[SOURCE MATERIAL start]

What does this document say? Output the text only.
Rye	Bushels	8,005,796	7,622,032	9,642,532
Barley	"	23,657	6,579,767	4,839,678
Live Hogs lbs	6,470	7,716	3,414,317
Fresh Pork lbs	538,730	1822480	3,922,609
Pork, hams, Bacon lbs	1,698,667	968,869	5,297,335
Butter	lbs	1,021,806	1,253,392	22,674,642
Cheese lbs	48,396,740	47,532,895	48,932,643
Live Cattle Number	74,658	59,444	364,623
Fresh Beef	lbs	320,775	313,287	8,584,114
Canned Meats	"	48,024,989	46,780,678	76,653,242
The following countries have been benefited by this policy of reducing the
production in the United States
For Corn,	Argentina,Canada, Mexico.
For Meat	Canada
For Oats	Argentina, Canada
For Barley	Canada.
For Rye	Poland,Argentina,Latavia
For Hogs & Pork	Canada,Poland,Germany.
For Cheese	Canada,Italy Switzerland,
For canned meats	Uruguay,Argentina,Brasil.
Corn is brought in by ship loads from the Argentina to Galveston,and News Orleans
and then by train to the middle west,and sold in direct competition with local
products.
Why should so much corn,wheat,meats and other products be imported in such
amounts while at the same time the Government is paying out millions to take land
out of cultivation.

[SOURCE MATERIAL end]

__EXERCISE OBJECTIVE__
Using the data above, return each line exactly as written.

__EXERCISE RESULT__
What does this document say? Output the text only.
Rye	Bushels	8,005,796	7,622,032	9,642,532
Barley	"	23,657	6,579,767	4,839,678
Live Hogs lbs	6,470	7,716	3,414,317
Fresh Pork lbs	538,730	1822480	3,922,609
Pork, hams, Bacon lbs	1,698,667	968,869	5,297,335
Butter	lbs	1,021,806	1,253,392	22,674,642
Cheese lbs	48,396,740	47,532,895	48,932,643
Live Cattle Number	74,658	59,444	364,623
Fresh Beef	lbs	320,775	313,287	8,584,114
Canned Meats	"	48,024,989	46,780,678	76,653,242
The following countries have been benefited by this policy of reducing the
production in the United States
For Corn,	Argentina,Canada, Mexico.
For Meat	Canada
For Oats	Argentina, Canada
For Barley	Canada.
For Rye	Poland,Argentina,Latavia
For Hogs & Pork	Canada,Poland,Germany.
For Cheese	Canada,Italy Switzerland,
For canned meats	Uruguay,Argentina,Brasil.
Corn is brought in by ship loads from the Argentina to Galveston,and News Orleans
and then by train to the middle west,and sold in direct competition with local
products.
Why should so much corn,wheat,meats and other products be imported in such
amounts while at the same time the Government is paying out millions to take land
out of cultivation.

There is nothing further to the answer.